** Given task **
Scan the data below for the string "الشيطان". Copy every line where it appears.

── Entries provided ──

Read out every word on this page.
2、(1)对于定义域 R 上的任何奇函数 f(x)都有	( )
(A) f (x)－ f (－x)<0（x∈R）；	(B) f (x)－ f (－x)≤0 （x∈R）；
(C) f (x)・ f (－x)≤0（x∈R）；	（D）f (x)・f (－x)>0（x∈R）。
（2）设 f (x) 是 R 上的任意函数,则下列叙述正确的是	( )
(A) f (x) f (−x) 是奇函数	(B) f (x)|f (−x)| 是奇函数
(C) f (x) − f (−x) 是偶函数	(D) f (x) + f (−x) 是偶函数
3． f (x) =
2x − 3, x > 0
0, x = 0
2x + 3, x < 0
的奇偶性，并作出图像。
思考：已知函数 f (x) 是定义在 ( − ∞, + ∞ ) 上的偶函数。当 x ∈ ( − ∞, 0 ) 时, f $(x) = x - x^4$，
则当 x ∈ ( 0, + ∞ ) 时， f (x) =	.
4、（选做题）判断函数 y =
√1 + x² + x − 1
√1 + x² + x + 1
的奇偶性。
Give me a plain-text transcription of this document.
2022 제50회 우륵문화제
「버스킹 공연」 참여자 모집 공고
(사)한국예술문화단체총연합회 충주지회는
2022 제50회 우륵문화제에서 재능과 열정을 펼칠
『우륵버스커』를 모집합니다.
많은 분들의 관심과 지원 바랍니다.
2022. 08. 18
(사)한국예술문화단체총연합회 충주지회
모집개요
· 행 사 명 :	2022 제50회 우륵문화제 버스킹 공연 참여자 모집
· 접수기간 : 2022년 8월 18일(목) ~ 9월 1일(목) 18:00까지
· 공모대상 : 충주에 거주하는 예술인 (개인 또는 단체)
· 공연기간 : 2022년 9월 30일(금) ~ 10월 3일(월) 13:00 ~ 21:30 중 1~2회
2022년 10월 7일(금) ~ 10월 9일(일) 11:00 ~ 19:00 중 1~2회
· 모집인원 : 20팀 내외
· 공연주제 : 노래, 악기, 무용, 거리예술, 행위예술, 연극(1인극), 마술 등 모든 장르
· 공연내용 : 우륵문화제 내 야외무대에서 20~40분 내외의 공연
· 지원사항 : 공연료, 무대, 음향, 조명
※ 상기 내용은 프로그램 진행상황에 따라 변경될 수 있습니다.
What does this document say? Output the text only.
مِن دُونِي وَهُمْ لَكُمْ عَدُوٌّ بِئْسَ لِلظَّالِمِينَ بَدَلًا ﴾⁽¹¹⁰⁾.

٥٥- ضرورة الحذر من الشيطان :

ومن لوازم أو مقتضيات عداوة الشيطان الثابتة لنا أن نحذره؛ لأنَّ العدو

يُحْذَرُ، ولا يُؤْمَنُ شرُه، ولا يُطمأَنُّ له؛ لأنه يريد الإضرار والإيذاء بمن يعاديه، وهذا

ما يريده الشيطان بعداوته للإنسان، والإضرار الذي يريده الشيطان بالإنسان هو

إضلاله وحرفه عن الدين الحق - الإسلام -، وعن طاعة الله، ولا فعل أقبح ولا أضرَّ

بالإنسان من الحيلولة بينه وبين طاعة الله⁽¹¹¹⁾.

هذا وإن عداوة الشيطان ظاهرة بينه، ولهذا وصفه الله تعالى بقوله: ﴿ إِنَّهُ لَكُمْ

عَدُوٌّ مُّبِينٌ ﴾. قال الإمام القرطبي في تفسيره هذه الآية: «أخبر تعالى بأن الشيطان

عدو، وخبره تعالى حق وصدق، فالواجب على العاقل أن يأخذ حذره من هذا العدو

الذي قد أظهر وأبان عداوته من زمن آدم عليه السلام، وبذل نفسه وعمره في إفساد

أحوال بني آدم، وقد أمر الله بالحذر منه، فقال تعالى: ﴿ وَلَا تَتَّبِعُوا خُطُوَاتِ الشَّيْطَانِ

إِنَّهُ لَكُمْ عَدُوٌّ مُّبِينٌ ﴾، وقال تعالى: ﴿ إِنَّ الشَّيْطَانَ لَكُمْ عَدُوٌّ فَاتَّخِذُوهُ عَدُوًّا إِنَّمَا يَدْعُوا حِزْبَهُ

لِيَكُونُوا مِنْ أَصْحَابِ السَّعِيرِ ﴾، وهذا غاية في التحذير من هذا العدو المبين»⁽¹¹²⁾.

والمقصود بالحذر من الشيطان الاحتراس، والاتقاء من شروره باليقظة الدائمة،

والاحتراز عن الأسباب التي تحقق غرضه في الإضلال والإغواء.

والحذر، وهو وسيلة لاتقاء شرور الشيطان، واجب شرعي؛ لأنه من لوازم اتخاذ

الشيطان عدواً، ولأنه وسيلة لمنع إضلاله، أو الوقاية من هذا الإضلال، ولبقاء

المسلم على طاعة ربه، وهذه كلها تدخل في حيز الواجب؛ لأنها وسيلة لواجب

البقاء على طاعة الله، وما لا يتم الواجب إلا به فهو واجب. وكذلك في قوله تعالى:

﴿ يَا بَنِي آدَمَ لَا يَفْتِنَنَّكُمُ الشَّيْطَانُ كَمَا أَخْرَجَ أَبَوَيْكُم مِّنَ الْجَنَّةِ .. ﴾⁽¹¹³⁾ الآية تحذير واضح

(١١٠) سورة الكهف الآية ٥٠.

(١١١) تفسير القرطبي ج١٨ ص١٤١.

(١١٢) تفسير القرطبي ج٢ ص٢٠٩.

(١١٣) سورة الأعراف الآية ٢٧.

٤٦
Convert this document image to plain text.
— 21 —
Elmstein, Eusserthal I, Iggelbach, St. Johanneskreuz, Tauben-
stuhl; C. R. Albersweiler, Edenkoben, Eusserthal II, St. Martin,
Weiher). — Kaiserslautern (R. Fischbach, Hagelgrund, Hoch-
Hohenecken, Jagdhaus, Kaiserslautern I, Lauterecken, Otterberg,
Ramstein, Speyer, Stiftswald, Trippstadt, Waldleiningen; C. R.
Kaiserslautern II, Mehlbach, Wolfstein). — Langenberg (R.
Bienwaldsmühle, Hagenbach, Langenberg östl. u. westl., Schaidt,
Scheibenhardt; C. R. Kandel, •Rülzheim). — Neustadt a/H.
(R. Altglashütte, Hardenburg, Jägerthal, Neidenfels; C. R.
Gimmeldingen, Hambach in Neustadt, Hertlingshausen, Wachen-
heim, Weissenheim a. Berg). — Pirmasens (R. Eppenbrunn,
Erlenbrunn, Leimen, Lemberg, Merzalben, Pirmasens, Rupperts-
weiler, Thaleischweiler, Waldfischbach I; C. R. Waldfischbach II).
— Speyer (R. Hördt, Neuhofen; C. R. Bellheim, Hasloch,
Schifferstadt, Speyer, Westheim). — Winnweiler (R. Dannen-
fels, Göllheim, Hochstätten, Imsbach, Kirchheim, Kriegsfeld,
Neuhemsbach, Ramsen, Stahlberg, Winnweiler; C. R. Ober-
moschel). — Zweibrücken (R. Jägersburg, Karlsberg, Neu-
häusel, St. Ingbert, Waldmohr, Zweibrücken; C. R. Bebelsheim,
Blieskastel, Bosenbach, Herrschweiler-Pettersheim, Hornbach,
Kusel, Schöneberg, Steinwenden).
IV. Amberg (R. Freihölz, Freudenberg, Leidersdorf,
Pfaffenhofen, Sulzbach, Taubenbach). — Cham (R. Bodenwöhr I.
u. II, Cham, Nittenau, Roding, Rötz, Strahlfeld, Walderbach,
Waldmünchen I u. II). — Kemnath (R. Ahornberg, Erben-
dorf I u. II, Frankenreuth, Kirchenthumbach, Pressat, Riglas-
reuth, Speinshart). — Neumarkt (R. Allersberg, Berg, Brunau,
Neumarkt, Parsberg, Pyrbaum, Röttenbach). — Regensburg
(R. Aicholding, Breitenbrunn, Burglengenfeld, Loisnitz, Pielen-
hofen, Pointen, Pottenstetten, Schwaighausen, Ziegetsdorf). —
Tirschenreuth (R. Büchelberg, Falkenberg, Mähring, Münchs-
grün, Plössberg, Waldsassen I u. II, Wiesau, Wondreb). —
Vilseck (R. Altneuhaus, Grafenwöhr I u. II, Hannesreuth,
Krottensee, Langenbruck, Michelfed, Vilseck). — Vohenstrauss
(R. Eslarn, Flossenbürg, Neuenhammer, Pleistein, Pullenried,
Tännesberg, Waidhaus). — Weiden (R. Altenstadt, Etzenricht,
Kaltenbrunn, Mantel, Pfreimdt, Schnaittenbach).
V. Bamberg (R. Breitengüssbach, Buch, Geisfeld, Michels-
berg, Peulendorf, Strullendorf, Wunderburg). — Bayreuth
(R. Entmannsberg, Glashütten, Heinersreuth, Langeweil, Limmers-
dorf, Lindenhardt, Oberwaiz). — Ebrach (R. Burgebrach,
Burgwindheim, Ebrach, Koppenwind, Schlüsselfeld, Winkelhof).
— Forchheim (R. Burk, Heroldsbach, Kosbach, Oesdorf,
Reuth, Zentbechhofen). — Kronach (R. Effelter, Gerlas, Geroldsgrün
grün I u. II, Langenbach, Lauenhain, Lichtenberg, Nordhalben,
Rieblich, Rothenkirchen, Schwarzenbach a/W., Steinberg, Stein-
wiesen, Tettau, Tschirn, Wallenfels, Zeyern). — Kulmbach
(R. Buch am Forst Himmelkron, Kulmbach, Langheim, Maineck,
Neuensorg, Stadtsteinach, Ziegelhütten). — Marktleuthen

───

** Full answer **
٥٥- ضرورة الحذر من الشيطان :
ومن لوازم أو مقتضيات عداوة الشيطان الثابتة لنا أن نحذره؛ لأنَّ العدو
ما يريده الشيطان بعداوته للإنسان، والإضرار الذي يريده الشيطان بالإنسان هو
هذا وإن عداوة الشيطان ظاهرة بينه، ولهذا وصفه الله تعالى بقوله: ﴿ إِنَّهُ لَكُمْ
عَدُوٌّ مُّبِينٌ ﴾. قال الإمام القرطبي في تفسيره هذه الآية: «أخبر تعالى بأن الشيطان
والمقصود بالحذر من الشيطان الاحتراس، والاتقاء من شروره باليقظة الدائمة،
والحذر، وهو وسيلة لاتقاء شرور الشيطان، واجب شرعي؛ لأنه من لوازم اتخاذ
الشيطان عدواً، ولأنه وسيلة لمنع إضلاله، أو الوقاية من هذا الإضلال، ولبقاء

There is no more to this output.